-- Problem to solve --
Reproduce the data exactly.

[START Dataset entries]

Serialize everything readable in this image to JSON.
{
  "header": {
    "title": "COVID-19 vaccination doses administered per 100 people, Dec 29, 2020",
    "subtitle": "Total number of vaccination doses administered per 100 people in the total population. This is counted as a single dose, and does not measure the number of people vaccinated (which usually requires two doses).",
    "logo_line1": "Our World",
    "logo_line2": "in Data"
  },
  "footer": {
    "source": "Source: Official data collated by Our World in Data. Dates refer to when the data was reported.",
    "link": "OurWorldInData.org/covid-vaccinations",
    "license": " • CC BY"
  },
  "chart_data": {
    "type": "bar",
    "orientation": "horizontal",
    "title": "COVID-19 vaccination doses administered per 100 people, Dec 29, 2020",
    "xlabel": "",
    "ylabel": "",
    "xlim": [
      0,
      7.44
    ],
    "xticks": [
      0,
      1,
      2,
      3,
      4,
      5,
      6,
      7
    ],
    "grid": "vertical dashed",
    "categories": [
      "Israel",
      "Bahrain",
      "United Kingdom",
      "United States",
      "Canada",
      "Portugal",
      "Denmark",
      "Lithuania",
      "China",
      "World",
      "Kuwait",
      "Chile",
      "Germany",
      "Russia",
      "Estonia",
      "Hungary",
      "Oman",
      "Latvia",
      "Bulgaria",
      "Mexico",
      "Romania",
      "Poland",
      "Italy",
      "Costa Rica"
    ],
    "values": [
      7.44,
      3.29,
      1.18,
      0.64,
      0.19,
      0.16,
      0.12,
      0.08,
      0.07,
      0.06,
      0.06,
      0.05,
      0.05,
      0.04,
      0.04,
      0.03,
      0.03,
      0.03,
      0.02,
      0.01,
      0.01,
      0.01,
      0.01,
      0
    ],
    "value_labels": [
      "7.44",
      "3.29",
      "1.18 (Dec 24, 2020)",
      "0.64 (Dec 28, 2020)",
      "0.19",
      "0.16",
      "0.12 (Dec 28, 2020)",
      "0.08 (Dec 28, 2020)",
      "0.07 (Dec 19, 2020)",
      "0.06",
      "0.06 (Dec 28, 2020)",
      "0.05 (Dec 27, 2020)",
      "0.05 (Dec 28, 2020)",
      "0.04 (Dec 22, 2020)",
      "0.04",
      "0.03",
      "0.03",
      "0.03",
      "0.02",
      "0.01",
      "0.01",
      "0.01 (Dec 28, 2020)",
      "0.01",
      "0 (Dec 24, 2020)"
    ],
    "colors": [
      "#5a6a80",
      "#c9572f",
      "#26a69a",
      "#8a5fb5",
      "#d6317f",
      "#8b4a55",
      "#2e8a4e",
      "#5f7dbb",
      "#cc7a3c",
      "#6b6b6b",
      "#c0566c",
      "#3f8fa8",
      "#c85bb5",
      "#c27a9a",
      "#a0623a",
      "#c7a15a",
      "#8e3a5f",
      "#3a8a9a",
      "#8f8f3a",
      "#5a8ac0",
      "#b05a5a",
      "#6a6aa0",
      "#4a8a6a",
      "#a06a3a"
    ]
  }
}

[END Dataset entries]

-- Result of this task --
Serialize everything readable in this image to JSON.
{
  "header": {
    "title": "COVID-19 vaccination doses administered per 100 people, Dec 29, 2020",
    "subtitle": "Total number of vaccination doses administered per 100 people in the total population. This is counted as a single dose, and does not measure the number of people vaccinated (which usually requires two doses).",
    "logo_line1": "Our World",
    "logo_line2": "in Data"
  },
  "footer": {
    "source": "Source: Official data collated by Our World in Data. Dates refer to when the data was reported.",
    "link": "OurWorldInData.org/covid-vaccinations",
    "license": " • CC BY"
  },
  "chart_data": {
    "type": "bar",
    "orientation": "horizontal",
    "title": "COVID-19 vaccination doses administered per 100 people, Dec 29, 2020",
    "xlabel": "",
    "ylabel": "",
    "xlim": [
      0,
      7.44
    ],
    "xticks": [
      0,
      1,
      2,
      3,
      4,
      5,
      6,
      7
    ],
    "grid": "vertical dashed",
    "categories": [
      "Israel",
      "Bahrain",
      "United Kingdom",
      "United States",
      "Canada",
      "Portugal",
      "Denmark",
      "Lithuania",
      "China",
      "World",
      "Kuwait",
      "Chile",
      "Germany",
      "Russia",
      "Estonia",
      "Hungary",
      "Oman",
      "Latvia",
      "Bulgaria",
      "Mexico",
      "Romania",
      "Poland",
      "Italy",
      "Costa Rica"
    ],
    "values": [
      7.44,
      3.29,
      1.18,
      0.64,
      0.19,
      0.16,
      0.12,
      0.08,
      0.07,
      0.06,
      0.06,
      0.05,
      0.05,
      0.04,
      0.04,
      0.03,
      0.03,
      0.03,
      0.02,
      0.01,
      0.01,
      0.01,
      0.01,
      0
    ],
    "value_labels": [
      "7.44",
      "3.29",
      "1.18 (Dec 24, 2020)",
      "0.64 (Dec 28, 2020)",
      "0.19",
      "0.16",
      "0.12 (Dec 28, 2020)",
      "0.08 (Dec 28, 2020)",
      "0.07 (Dec 19, 2020)",
      "0.06",
      "0.06 (Dec 28, 2020)",
      "0.05 (Dec 27, 2020)",
      "0.05 (Dec 28, 2020)",
      "0.04 (Dec 22, 2020)",
      "0.04",
      "0.03",
      "0.03",
      "0.03",
      "0.02",
      "0.01",
      "0.01",
      "0.01 (Dec 28, 2020)",
      "0.01",
      "0 (Dec 24, 2020)"
    ],
    "colors": [
      "#5a6a80",
      "#c9572f",
      "#26a69a",
      "#8a5fb5",
      "#d6317f",
      "#8b4a55",
      "#2e8a4e",
      "#5f7dbb",
      "#cc7a3c",
      "#6b6b6b",
      "#c0566c",
      "#3f8fa8",
      "#c85bb5",
      "#c27a9a",
      "#a0623a",
      "#c7a15a",
      "#8e3a5f",
      "#3a8a9a",
      "#8f8f3a",
      "#5a8ac0",
      "#b05a5a",
      "#6a6aa0",
      "#4a8a6a",
      "#a06a3a"
    ]
  }
}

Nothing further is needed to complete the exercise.